- [TASK DATA]:
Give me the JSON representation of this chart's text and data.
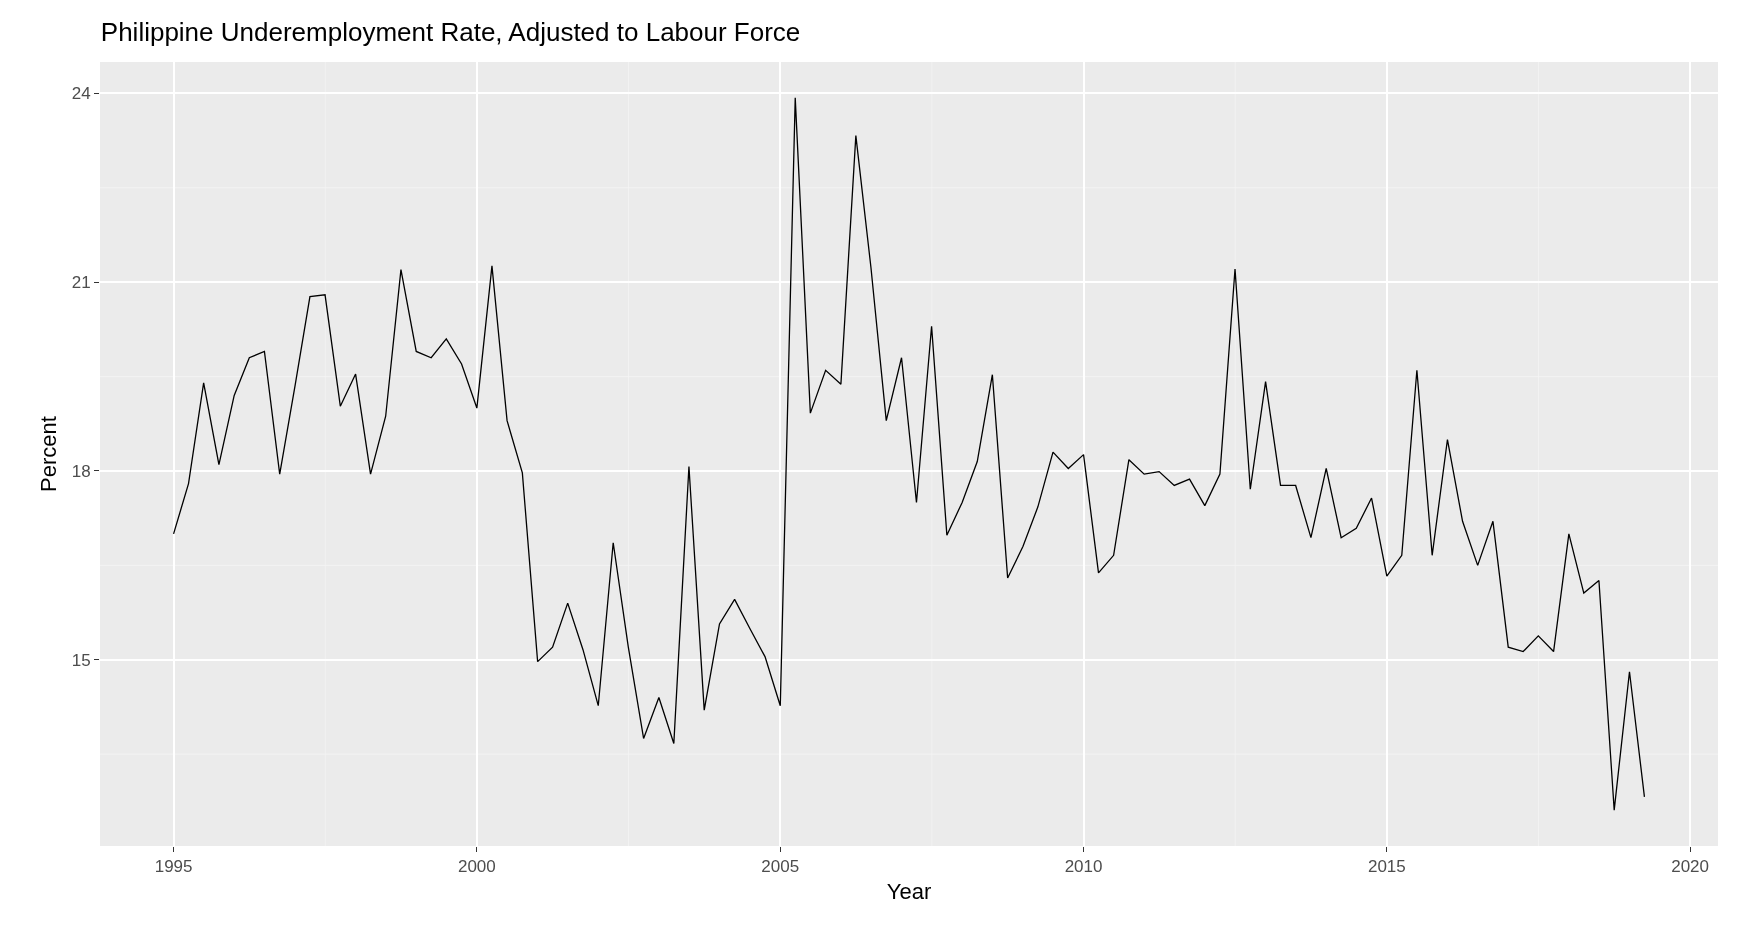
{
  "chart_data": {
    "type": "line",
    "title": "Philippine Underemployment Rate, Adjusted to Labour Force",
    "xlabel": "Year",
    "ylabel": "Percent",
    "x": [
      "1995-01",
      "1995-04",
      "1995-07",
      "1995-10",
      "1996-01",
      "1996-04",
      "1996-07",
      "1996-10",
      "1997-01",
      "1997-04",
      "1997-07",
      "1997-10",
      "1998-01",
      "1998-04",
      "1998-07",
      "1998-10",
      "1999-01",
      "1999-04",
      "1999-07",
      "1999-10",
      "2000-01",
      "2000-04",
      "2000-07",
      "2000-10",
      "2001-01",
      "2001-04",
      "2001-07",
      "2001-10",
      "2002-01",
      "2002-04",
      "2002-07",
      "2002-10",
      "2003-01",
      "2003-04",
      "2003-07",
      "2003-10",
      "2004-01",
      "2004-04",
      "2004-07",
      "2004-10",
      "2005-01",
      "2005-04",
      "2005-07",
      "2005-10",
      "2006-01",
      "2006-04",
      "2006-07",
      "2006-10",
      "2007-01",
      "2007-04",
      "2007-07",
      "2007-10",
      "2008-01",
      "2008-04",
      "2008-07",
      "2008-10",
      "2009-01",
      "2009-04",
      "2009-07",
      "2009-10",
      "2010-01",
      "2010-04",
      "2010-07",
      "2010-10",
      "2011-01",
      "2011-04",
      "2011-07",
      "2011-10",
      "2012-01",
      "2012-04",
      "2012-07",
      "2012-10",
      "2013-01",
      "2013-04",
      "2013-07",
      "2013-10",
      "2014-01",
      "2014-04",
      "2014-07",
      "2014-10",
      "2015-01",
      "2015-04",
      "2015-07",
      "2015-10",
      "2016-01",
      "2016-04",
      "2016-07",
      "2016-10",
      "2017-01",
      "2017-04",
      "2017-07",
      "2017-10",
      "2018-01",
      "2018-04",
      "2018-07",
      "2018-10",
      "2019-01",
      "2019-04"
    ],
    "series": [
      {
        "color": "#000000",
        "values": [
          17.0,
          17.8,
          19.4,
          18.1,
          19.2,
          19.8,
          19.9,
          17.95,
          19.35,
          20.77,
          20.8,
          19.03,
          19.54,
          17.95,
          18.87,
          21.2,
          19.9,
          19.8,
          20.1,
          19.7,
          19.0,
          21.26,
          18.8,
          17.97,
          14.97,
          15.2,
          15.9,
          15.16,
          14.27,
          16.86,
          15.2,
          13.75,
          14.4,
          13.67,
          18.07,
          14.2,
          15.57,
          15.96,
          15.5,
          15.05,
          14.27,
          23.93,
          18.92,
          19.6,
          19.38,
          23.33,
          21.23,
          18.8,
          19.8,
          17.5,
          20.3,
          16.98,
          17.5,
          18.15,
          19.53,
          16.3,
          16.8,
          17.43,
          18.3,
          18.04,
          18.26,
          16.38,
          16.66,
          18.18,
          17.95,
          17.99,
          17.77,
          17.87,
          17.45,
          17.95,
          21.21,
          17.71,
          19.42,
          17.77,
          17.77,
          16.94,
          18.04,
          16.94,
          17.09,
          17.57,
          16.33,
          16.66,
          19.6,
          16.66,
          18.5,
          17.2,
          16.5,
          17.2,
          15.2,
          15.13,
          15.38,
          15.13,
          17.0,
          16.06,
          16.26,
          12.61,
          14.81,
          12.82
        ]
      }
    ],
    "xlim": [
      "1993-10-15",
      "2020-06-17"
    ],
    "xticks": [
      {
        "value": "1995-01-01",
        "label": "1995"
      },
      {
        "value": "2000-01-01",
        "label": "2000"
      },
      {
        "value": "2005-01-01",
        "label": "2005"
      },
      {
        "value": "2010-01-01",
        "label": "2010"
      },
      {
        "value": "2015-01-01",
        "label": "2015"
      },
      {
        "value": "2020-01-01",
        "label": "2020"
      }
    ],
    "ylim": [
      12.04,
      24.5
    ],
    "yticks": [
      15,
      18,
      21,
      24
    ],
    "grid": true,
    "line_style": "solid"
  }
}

- [WORK INSTRUCTIONS]: Reproduce all of the data exactly; the pictures do not belong in the copy.

- [RESULT OF THE TASK]:
Give me the JSON representation of this chart's text and data.
{
  "chart_data": {
    "type": "line",
    "title": "Philippine Underemployment Rate, Adjusted to Labour Force",
    "xlabel": "Year",
    "ylabel": "Percent",
    "x": [
      "1995-01",
      "1995-04",
      "1995-07",
      "1995-10",
      "1996-01",
      "1996-04",
      "1996-07",
      "1996-10",
      "1997-01",
      "1997-04",
      "1997-07",
      "1997-10",
      "1998-01",
      "1998-04",
      "1998-07",
      "1998-10",
      "1999-01",
      "1999-04",
      "1999-07",
      "1999-10",
      "2000-01",
      "2000-04",
      "2000-07",
      "2000-10",
      "2001-01",
      "2001-04",
      "2001-07",
      "2001-10",
      "2002-01",
      "2002-04",
      "2002-07",
      "2002-10",
      "2003-01",
      "2003-04",
      "2003-07",
      "2003-10",
      "2004-01",
      "2004-04",
      "2004-07",
      "2004-10",
      "2005-01",
      "2005-04",
      "2005-07",
      "2005-10",
      "2006-01",
      "2006-04",
      "2006-07",
      "2006-10",
      "2007-01",
      "2007-04",
      "2007-07",
      "2007-10",
      "2008-01",
      "2008-04",
      "2008-07",
      "2008-10",
      "2009-01",
      "2009-04",
      "2009-07",
      "2009-10",
      "2010-01",
      "2010-04",
      "2010-07",
      "2010-10",
      "2011-01",
      "2011-04",
      "2011-07",
      "2011-10",
      "2012-01",
      "2012-04",
      "2012-07",
      "2012-10",
      "2013-01",
      "2013-04",
      "2013-07",
      "2013-10",
      "2014-01",
      "2014-04",
      "2014-07",
      "2014-10",
      "2015-01",
      "2015-04",
      "2015-07",
      "2015-10",
      "2016-01",
      "2016-04",
      "2016-07",
      "2016-10",
      "2017-01",
      "2017-04",
      "2017-07",
      "2017-10",
      "2018-01",
      "2018-04",
      "2018-07",
      "2018-10",
      "2019-01",
      "2019-04"
    ],
    "series": [
      {
        "color": "#000000",
        "values": [
          17.0,
          17.8,
          19.4,
          18.1,
          19.2,
          19.8,
          19.9,
          17.95,
          19.35,
          20.77,
          20.8,
          19.03,
          19.54,
          17.95,
          18.87,
          21.2,
          19.9,
          19.8,
          20.1,
          19.7,
          19.0,
          21.26,
          18.8,
          17.97,
          14.97,
          15.2,
          15.9,
          15.16,
          14.27,
          16.86,
          15.2,
          13.75,
          14.4,
          13.67,
          18.07,
          14.2,
          15.57,
          15.96,
          15.5,
          15.05,
          14.27,
          23.93,
          18.92,
          19.6,
          19.38,
          23.33,
          21.23,
          18.8,
          19.8,
          17.5,
          20.3,
          16.98,
          17.5,
          18.15,
          19.53,
          16.3,
          16.8,
          17.43,
          18.3,
          18.04,
          18.26,
          16.38,
          16.66,
          18.18,
          17.95,
          17.99,
          17.77,
          17.87,
          17.45,
          17.95,
          21.21,
          17.71,
          19.42,
          17.77,
          17.77,
          16.94,
          18.04,
          16.94,
          17.09,
          17.57,
          16.33,
          16.66,
          19.6,
          16.66,
          18.5,
          17.2,
          16.5,
          17.2,
          15.2,
          15.13,
          15.38,
          15.13,
          17.0,
          16.06,
          16.26,
          12.61,
          14.81,
          12.82
        ]
      }
    ],
    "xlim": [
      "1993-10-15",
      "2020-06-17"
    ],
    "xticks": [
      {
        "value": "1995-01-01",
        "label": "1995"
      },
      {
        "value": "2000-01-01",
        "label": "2000"
      },
      {
        "value": "2005-01-01",
        "label": "2005"
      },
      {
        "value": "2010-01-01",
        "label": "2010"
      },
      {
        "value": "2015-01-01",
        "label": "2015"
      },
      {
        "value": "2020-01-01",
        "label": "2020"
      }
    ],
    "ylim": [
      12.04,
      24.5
    ],
    "yticks": [
      15,
      18,
      21,
      24
    ],
    "grid": true,
    "line_style": "solid"
  }
}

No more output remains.